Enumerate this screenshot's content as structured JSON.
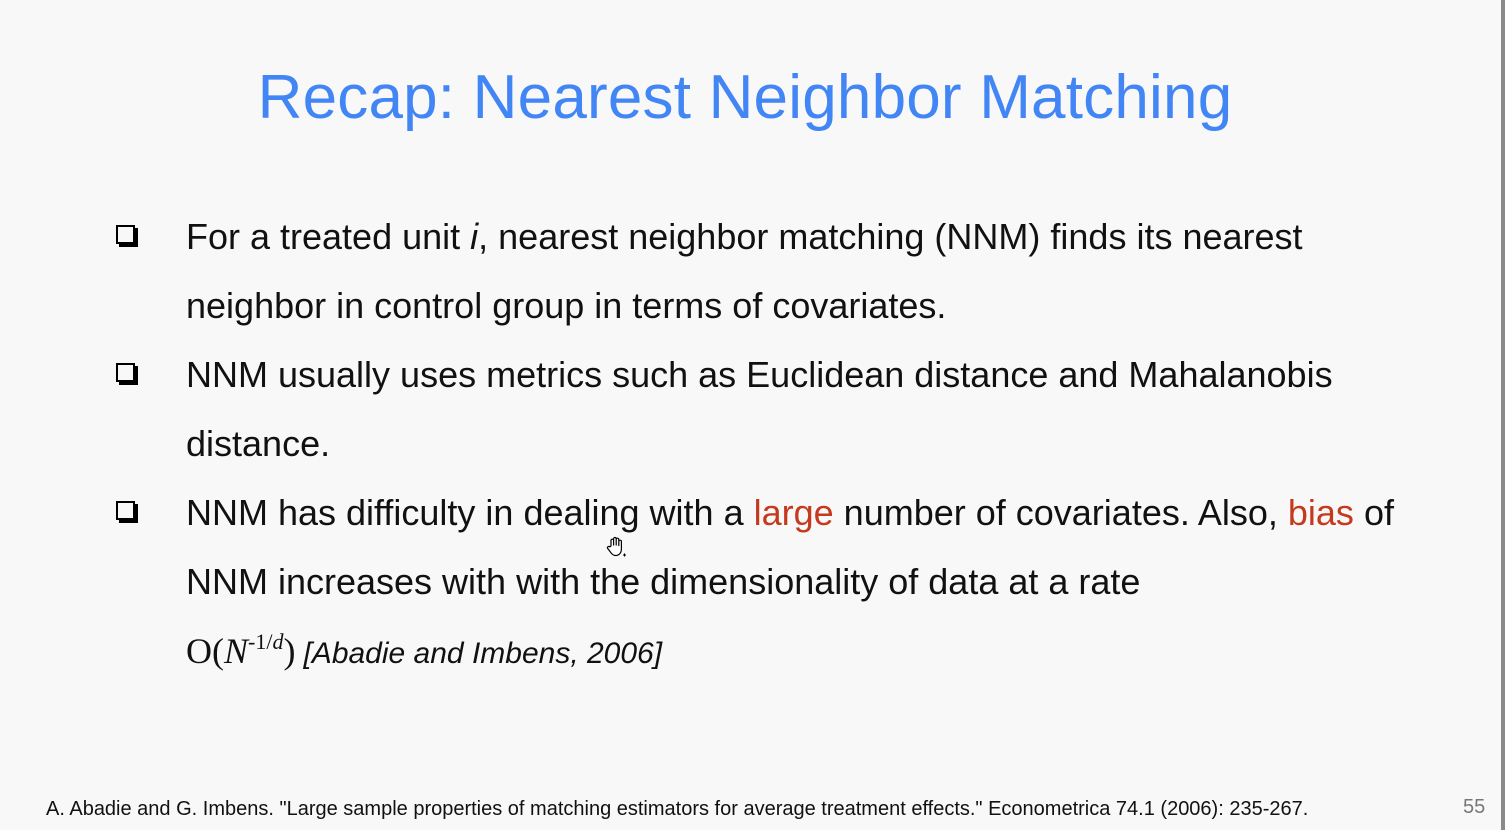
{
  "slide": {
    "title": "Recap: Nearest Neighbor Matching",
    "page_number": "55",
    "accent_color": "#4285f4",
    "highlight_color": "#c5391d"
  },
  "bullets": [
    {
      "marker_icon": "checkbox-icon",
      "part1": "For a treated unit ",
      "italic_var": "i",
      "part2": ", nearest neighbor matching (NNM) finds its nearest neighbor in control group in terms of covariates."
    },
    {
      "marker_icon": "checkbox-icon",
      "text": "NNM usually uses metrics such as Euclidean distance and Mahalanobis distance."
    },
    {
      "marker_icon": "checkbox-icon",
      "part1": "NNM has difficulty in dealing with a ",
      "highlight1": "large",
      "part2": " number of covariates. Also, ",
      "highlight2": "bias",
      "part3": " of NNM increases with with the dimensionality of data at a rate",
      "formula": {
        "open": "O(",
        "var": "N",
        "exponent": "-1/",
        "exponent_var": "d",
        "close": ")"
      },
      "citation": "[Abadie and Imbens, 2006]"
    }
  ],
  "footnote": "A. Abadie and G. Imbens. \"Large sample properties of matching estimators for average treatment effects.\" Econometrica 74.1 (2006): 235-267.",
  "cursor_icon": "hand-cursor-icon"
}
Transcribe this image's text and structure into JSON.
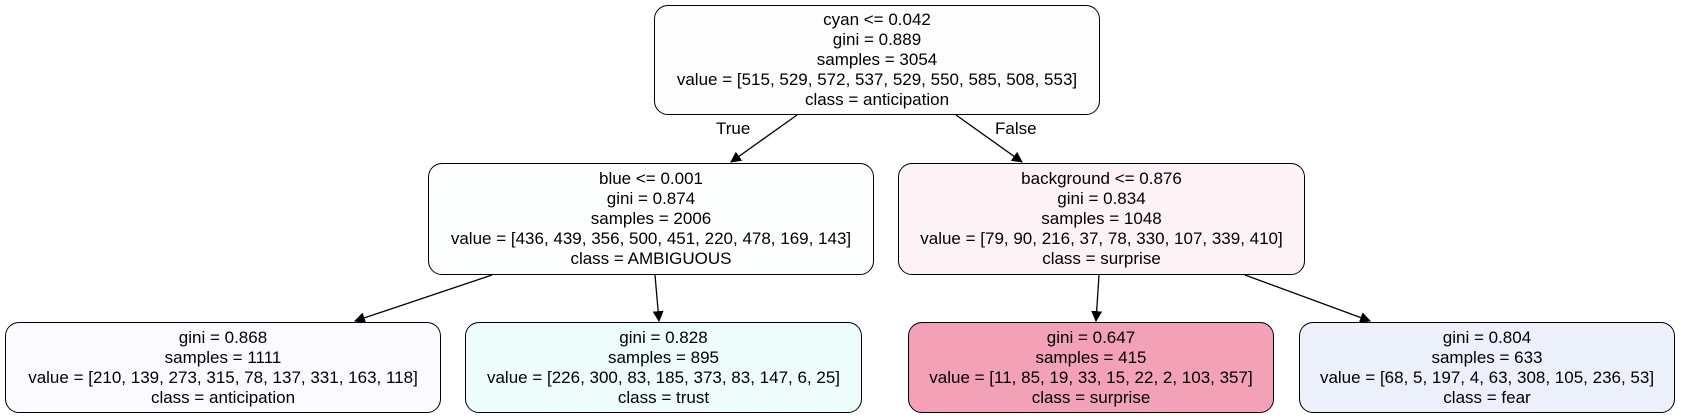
{
  "edge_labels": {
    "true_label": "True",
    "false_label": "False"
  },
  "nodes": {
    "root": {
      "split": "cyan <= 0.042",
      "gini": "gini = 0.889",
      "samples": "samples = 3054",
      "value": "value = [515, 529, 572, 537, 529, 550, 585, 508, 553]",
      "class": "class = anticipation",
      "fill": "#fefdfe"
    },
    "left": {
      "split": "blue <= 0.001",
      "gini": "gini = 0.874",
      "samples": "samples = 2006",
      "value": "value = [436, 439, 356, 500, 451, 220, 478, 169, 143]",
      "class": "class = AMBIGUOUS",
      "fill": "#fcfffe"
    },
    "right": {
      "split": "background <= 0.876",
      "gini": "gini = 0.834",
      "samples": "samples = 1048",
      "value": "value = [79, 90, 216, 37, 78, 330, 107, 339, 410]",
      "class": "class = surprise",
      "fill": "#fdf3f6"
    },
    "ll": {
      "gini": "gini = 0.868",
      "samples": "samples = 1111",
      "value": "value = [210, 139, 273, 315, 78, 137, 331, 163, 118]",
      "class": "class = anticipation",
      "fill": "#fbfbff"
    },
    "lr": {
      "gini": "gini = 0.828",
      "samples": "samples = 895",
      "value": "value = [226, 300, 83, 185, 373, 83, 147, 6, 25]",
      "class": "class = trust",
      "fill": "#effcfc"
    },
    "rl": {
      "gini": "gini = 0.647",
      "samples": "samples = 415",
      "value": "value = [11, 85, 19, 33, 15, 22, 2, 103, 357]",
      "class": "class = surprise",
      "fill": "#f2a1b6"
    },
    "rr": {
      "gini": "gini = 0.804",
      "samples": "samples = 633",
      "value": "value = [68, 5, 197, 4, 63, 308, 105, 236, 53]",
      "class": "class = fear",
      "fill": "#ecf0fb"
    }
  }
}
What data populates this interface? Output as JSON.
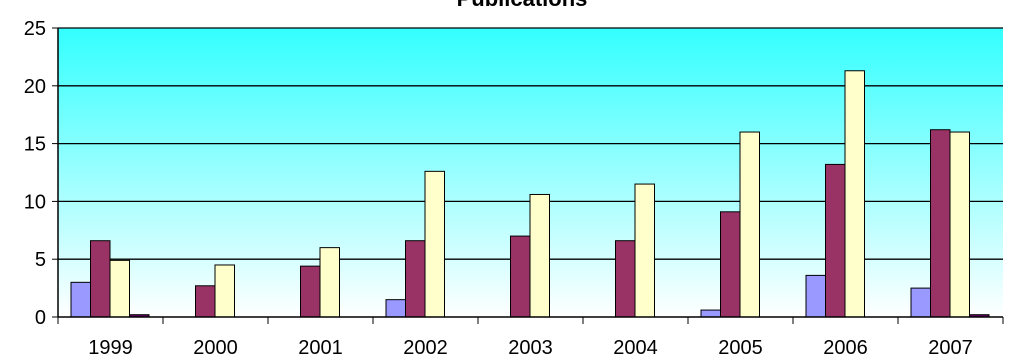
{
  "chart_data": {
    "type": "bar",
    "title": "Publications",
    "xlabel": "",
    "ylabel": "",
    "ylim": [
      0,
      25
    ],
    "yticks": [
      0,
      5,
      10,
      15,
      20,
      25
    ],
    "grid": true,
    "legend": "none",
    "categories": [
      "1999",
      "2000",
      "2001",
      "2002",
      "2003",
      "2004",
      "2005",
      "2006",
      "2007"
    ],
    "series": [
      {
        "color": "#9999ff",
        "values": [
          3.0,
          0,
          0,
          1.5,
          0,
          0,
          0.6,
          3.6,
          2.5
        ]
      },
      {
        "color": "#993366",
        "values": [
          6.6,
          2.7,
          4.4,
          6.6,
          7.0,
          6.6,
          9.1,
          13.2,
          16.2
        ]
      },
      {
        "color": "#ffffcc",
        "values": [
          4.9,
          4.5,
          6.0,
          12.6,
          10.6,
          11.5,
          16.0,
          21.3,
          16.0
        ]
      },
      {
        "color": "#660066",
        "values": [
          0.2,
          0,
          0,
          0,
          0,
          0,
          0,
          0,
          0.2
        ]
      }
    ],
    "plot_background": {
      "top": "#33ffff",
      "bottom": "#ffffff"
    }
  }
}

┄┄┄┄┄┄┄┄┄┄┄┄┄┄┄┄┄┄┄┄

## WORK TO DO
Return the listing above unchanged, apart from dropping its pictures.

## THE REPLY
Enumerate this screenshot's content as structured JSON.
{
  "slide": {
    "title": "Recap: Nearest Neighbor Matching",
    "page_number": "55",
    "accent_color": "#4285f4",
    "highlight_color": "#c5391d"
  },
  "bullets": [
    {
      "marker_icon": "checkbox-icon",
      "part1": "For a treated unit ",
      "italic_var": "i",
      "part2": ", nearest neighbor matching (NNM) finds its nearest neighbor in control group in terms of covariates."
    },
    {
      "marker_icon": "checkbox-icon",
      "text": "NNM usually uses metrics such as Euclidean distance and Mahalanobis distance."
    },
    {
      "marker_icon": "checkbox-icon",
      "part1": "NNM has difficulty in dealing with a ",
      "highlight1": "large",
      "part2": " number of covariates. Also, ",
      "highlight2": "bias",
      "part3": " of NNM increases with with the dimensionality of data at a rate",
      "formula": {
        "open": "O(",
        "var": "N",
        "exponent": "-1/",
        "exponent_var": "d",
        "close": ")"
      },
      "citation": "[Abadie and Imbens, 2006]"
    }
  ],
  "footnote": "A. Abadie and G. Imbens. \"Large sample properties of matching estimators for average treatment effects.\" Econometrica 74.1 (2006): 235-267.",
  "cursor_icon": "hand-cursor-icon"
}
Transcribe this image's text and structure into JSON.
{
  "edge_labels": {
    "true_label": "True",
    "false_label": "False"
  },
  "nodes": {
    "root": {
      "split": "cyan <= 0.042",
      "gini": "gini = 0.889",
      "samples": "samples = 3054",
      "value": "value = [515, 529, 572, 537, 529, 550, 585, 508, 553]",
      "class": "class = anticipation",
      "fill": "#fefdfe"
    },
    "left": {
      "split": "blue <= 0.001",
      "gini": "gini = 0.874",
      "samples": "samples = 2006",
      "value": "value = [436, 439, 356, 500, 451, 220, 478, 169, 143]",
      "class": "class = AMBIGUOUS",
      "fill": "#fcfffe"
    },
    "right": {
      "split": "background <= 0.876",
      "gini": "gini = 0.834",
      "samples": "samples = 1048",
      "value": "value = [79, 90, 216, 37, 78, 330, 107, 339, 410]",
      "class": "class = surprise",
      "fill": "#fdf3f6"
    },
    "ll": {
      "gini": "gini = 0.868",
      "samples": "samples = 1111",
      "value": "value = [210, 139, 273, 315, 78, 137, 331, 163, 118]",
      "class": "class = anticipation",
      "fill": "#fbfbff"
    },
    "lr": {
      "gini": "gini = 0.828",
      "samples": "samples = 895",
      "value": "value = [226, 300, 83, 185, 373, 83, 147, 6, 25]",
      "class": "class = trust",
      "fill": "#effcfc"
    },
    "rl": {
      "gini": "gini = 0.647",
      "samples": "samples = 415",
      "value": "value = [11, 85, 19, 33, 15, 22, 2, 103, 357]",
      "class": "class = surprise",
      "fill": "#f2a1b6"
    },
    "rr": {
      "gini": "gini = 0.804",
      "samples": "samples = 633",
      "value": "value = [68, 5, 197, 4, 63, 308, 105, 236, 53]",
      "class": "class = fear",
      "fill": "#ecf0fb"
    }
  }
}
What data populates this interface? Output as JSON.
{
  "chart_data": {
    "type": "bar",
    "title": "Publications",
    "xlabel": "",
    "ylabel": "",
    "ylim": [
      0,
      25
    ],
    "yticks": [
      0,
      5,
      10,
      15,
      20,
      25
    ],
    "grid": true,
    "legend": "none",
    "categories": [
      "1999",
      "2000",
      "2001",
      "2002",
      "2003",
      "2004",
      "2005",
      "2006",
      "2007"
    ],
    "series": [
      {
        "color": "#9999ff",
        "values": [
          3.0,
          0,
          0,
          1.5,
          0,
          0,
          0.6,
          3.6,
          2.5
        ]
      },
      {
        "color": "#993366",
        "values": [
          6.6,
          2.7,
          4.4,
          6.6,
          7.0,
          6.6,
          9.1,
          13.2,
          16.2
        ]
      },
      {
        "color": "#ffffcc",
        "values": [
          4.9,
          4.5,
          6.0,
          12.6,
          10.6,
          11.5,
          16.0,
          21.3,
          16.0
        ]
      },
      {
        "color": "#660066",
        "values": [
          0.2,
          0,
          0,
          0,
          0,
          0,
          0,
          0,
          0.2
        ]
      }
    ],
    "plot_background": {
      "top": "#33ffff",
      "bottom": "#ffffff"
    }
  }
}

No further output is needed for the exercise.